→ **Your instructions**:
Rewrite the listing below as a JSON array of strings, with one string per line and blank lines omitted.

[Start Source records]

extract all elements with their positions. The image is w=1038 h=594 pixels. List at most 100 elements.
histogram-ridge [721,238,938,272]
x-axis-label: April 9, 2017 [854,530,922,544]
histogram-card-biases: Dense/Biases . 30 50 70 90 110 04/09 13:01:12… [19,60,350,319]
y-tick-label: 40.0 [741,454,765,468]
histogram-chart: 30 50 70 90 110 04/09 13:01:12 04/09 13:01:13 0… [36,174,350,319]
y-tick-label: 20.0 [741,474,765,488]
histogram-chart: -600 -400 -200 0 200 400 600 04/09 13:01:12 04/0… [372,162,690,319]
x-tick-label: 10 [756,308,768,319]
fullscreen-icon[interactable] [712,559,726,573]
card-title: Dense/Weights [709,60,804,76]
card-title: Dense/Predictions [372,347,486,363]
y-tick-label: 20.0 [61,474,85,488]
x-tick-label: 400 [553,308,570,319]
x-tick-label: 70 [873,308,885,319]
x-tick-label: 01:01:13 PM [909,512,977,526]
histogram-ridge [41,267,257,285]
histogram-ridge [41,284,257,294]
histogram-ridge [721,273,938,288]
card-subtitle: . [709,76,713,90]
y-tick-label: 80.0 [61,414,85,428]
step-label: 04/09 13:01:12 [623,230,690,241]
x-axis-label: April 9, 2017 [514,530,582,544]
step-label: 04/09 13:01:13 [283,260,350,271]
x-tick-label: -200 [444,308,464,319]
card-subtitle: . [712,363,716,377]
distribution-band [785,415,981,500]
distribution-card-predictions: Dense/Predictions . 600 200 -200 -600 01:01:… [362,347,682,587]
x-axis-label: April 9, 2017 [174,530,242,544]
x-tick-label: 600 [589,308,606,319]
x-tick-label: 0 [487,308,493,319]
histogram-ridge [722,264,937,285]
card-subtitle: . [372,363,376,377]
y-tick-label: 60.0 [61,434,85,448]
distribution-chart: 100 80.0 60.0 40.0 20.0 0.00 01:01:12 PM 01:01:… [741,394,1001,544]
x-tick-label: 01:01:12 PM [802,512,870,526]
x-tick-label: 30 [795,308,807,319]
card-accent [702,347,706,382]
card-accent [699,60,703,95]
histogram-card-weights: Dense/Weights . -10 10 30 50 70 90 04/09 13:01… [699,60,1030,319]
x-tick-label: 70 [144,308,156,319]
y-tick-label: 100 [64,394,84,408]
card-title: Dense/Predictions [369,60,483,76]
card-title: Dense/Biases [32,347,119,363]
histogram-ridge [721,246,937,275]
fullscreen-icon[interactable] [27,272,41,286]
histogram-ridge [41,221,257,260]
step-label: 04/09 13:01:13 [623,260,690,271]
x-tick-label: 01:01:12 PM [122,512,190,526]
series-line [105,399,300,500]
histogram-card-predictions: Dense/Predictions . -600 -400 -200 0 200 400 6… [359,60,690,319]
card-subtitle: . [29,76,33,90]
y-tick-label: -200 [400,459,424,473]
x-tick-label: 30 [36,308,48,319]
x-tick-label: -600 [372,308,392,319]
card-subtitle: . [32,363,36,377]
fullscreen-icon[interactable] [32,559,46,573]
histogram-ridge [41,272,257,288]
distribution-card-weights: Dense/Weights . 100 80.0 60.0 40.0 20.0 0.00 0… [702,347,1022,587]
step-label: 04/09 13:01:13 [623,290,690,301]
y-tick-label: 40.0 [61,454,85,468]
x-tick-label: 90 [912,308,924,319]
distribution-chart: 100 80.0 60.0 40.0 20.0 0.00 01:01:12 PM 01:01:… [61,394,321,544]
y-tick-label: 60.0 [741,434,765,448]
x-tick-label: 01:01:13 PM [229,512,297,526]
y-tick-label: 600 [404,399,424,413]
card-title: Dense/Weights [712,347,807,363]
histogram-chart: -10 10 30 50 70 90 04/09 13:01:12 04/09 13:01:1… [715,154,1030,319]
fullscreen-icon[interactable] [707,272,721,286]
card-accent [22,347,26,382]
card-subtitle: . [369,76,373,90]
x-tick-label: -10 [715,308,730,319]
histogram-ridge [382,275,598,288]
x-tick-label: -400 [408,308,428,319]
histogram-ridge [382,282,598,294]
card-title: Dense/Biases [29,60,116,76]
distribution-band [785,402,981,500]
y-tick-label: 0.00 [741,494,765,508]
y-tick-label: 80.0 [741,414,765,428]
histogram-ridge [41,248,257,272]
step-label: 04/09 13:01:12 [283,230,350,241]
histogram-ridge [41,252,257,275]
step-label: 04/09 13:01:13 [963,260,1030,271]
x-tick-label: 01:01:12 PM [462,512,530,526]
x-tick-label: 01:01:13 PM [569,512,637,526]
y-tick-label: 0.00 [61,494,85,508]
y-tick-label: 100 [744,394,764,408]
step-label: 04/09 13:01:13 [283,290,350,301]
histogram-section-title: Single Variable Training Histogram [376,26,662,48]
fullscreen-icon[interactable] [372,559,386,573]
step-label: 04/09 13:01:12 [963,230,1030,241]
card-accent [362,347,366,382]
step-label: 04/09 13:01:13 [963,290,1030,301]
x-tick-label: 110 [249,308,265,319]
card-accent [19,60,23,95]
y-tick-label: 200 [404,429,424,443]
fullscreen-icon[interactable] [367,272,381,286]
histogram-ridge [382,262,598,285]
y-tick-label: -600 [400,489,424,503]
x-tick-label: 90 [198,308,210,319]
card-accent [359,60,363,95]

[End Source records]

→ **The solution**:
[
  "extract all elements with their positions. The image is w=1038 h=594 pixels. List at most 100 elements.",
  "histogram-ridge [721,238,938,272]",
  "x-axis-label: April 9, 2017 [854,530,922,544]",
  "histogram-card-biases: Dense/Biases . 30 50 70 90 110 04/09 13:01:12… [19,60,350,319]",
  "y-tick-label: 40.0 [741,454,765,468]",
  "histogram-chart: 30 50 70 90 110 04/09 13:01:12 04/09 13:01:13 0… [36,174,350,319]",
  "y-tick-label: 20.0 [741,474,765,488]",
  "histogram-chart: -600 -400 -200 0 200 400 600 04/09 13:01:12 04/0… [372,162,690,319]",
  "x-tick-label: 10 [756,308,768,319]",
  "fullscreen-icon[interactable] [712,559,726,573]",
  "card-title: Dense/Weights [709,60,804,76]",
  "card-title: Dense/Predictions [372,347,486,363]",
  "y-tick-label: 20.0 [61,474,85,488]",
  "x-tick-label: 400 [553,308,570,319]",
  "x-tick-label: 70 [873,308,885,319]",
  "x-tick-label: 01:01:13 PM [909,512,977,526]",
  "histogram-ridge [41,267,257,285]",
  "histogram-ridge [41,284,257,294]",
  "histogram-ridge [721,273,938,288]",
  "card-subtitle: . [709,76,713,90]",
  "y-tick-label: 80.0 [61,414,85,428]",
  "step-label: 04/09 13:01:12 [623,230,690,241]",
  "x-axis-label: April 9, 2017 [514,530,582,544]",
  "step-label: 04/09 13:01:13 [283,260,350,271]",
  "x-tick-label: -200 [444,308,464,319]",
  "card-subtitle: . [712,363,716,377]",
  "distribution-band [785,415,981,500]",
  "distribution-card-predictions: Dense/Predictions . 600 200 -200 -600 01:01:… [362,347,682,587]",
  "x-axis-label: April 9, 2017 [174,530,242,544]",
  "x-tick-label: 600 [589,308,606,319]",
  "x-tick-label: 0 [487,308,493,319]",
  "histogram-ridge [722,264,937,285]",
  "card-subtitle: . [372,363,376,377]",
  "y-tick-label: 60.0 [61,434,85,448]",
  "distribution-chart: 100 80.0 60.0 40.0 20.0 0.00 01:01:12 PM 01:01:… [741,394,1001,544]",
  "x-tick-label: 01:01:12 PM [802,512,870,526]",
  "x-tick-label: 30 [795,308,807,319]",
  "card-accent [702,347,706,382]",
  "card-accent [699,60,703,95]",
  "histogram-card-weights: Dense/Weights . -10 10 30 50 70 90 04/09 13:01… [699,60,1030,319]",
  "x-tick-label: 70 [144,308,156,319]",
  "y-tick-label: 100 [64,394,84,408]",
  "card-title: Dense/Predictions [369,60,483,76]",
  "card-title: Dense/Biases [32,347,119,363]",
  "histogram-ridge [721,246,937,275]",
  "fullscreen-icon[interactable] [27,272,41,286]",
  "histogram-ridge [41,221,257,260]",
  "step-label: 04/09 13:01:13 [623,260,690,271]",
  "x-tick-label: 01:01:12 PM [122,512,190,526]",
  "series-line [105,399,300,500]",
  "histogram-card-predictions: Dense/Predictions . -600 -400 -200 0 200 400 6… [359,60,690,319]",
  "card-subtitle: . [29,76,33,90]",
  "y-tick-label: -200 [400,459,424,473]",
  "x-tick-label: 30 [36,308,48,319]",
  "x-tick-label: -600 [372,308,392,319]",
  "card-subtitle: . [32,363,36,377]",
  "fullscreen-icon[interactable] [32,559,46,573]",
  "histogram-ridge [41,272,257,288]",
  "distribution-card-weights: Dense/Weights . 100 80.0 60.0 40.0 20.0 0.00 0… [702,347,1022,587]",
  "step-label: 04/09 13:01:13 [623,290,690,301]",
  "y-tick-label: 40.0 [61,454,85,468]",
  "x-tick-label: 90 [912,308,924,319]",
  "distribution-chart: 100 80.0 60.0 40.0 20.0 0.00 01:01:12 PM 01:01:… [61,394,321,544]",
  "y-tick-label: 60.0 [741,434,765,448]",
  "x-tick-label: 01:01:13 PM [229,512,297,526]",
  "y-tick-label: 600 [404,399,424,413]",
  "card-title: Dense/Weights [712,347,807,363]",
  "histogram-chart: -10 10 30 50 70 90 04/09 13:01:12 04/09 13:01:1… [715,154,1030,319]",
  "fullscreen-icon[interactable] [707,272,721,286]",
  "card-accent [22,347,26,382]",
  "card-subtitle: . [369,76,373,90]",
  "x-tick-label: -10 [715,308,730,319]",
  "histogram-ridge [382,275,598,288]",
  "x-tick-label: -400 [408,308,428,319]",
  "histogram-ridge [382,282,598,294]",
  "card-title: Dense/Biases [29,60,116,76]",
  "distribution-band [785,402,981,500]",
  "y-tick-label: 0.00 [741,494,765,508]",
  "y-tick-label: 80.0 [741,414,765,428]",
  "histogram-ridge [41,248,257,272]",
  "step-label: 04/09 13:01:12 [283,230,350,241]",
  "histogram-ridge [41,252,257,275]",
  "step-label: 04/09 13:01:13 [963,260,1030,271]",
  "x-tick-label: 01:01:12 PM [462,512,530,526]",
  "x-tick-label: 01:01:13 PM [569,512,637,526]",
  "y-tick-label: 0.00 [61,494,85,508]",
  "y-tick-label: 100 [744,394,764,408]",
  "step-label: 04/09 13:01:13 [283,290,350,301]",
  "histogram-section-title: Single Variable Training Histogram [376,26,662,48]",
  "fullscreen-icon[interactable] [372,559,386,573]",
  "step-label: 04/09 13:01:12 [963,230,1030,241]",
  "card-accent [362,347,366,382]",
  "step-label: 04/09 13:01:13 [963,290,1030,301]",
  "x-tick-label: 110 [249,308,265,319]",
  "card-accent [19,60,23,95]",
  "y-tick-label: 200 [404,429,424,443]",
  "fullscreen-icon[interactable] [367,272,381,286]",
  "histogram-ridge [382,262,598,285]",
  "y-tick-label: -600 [400,489,424,503]",
  "x-tick-label: 90 [198,308,210,319]",
  "card-accent [359,60,363,95]"
]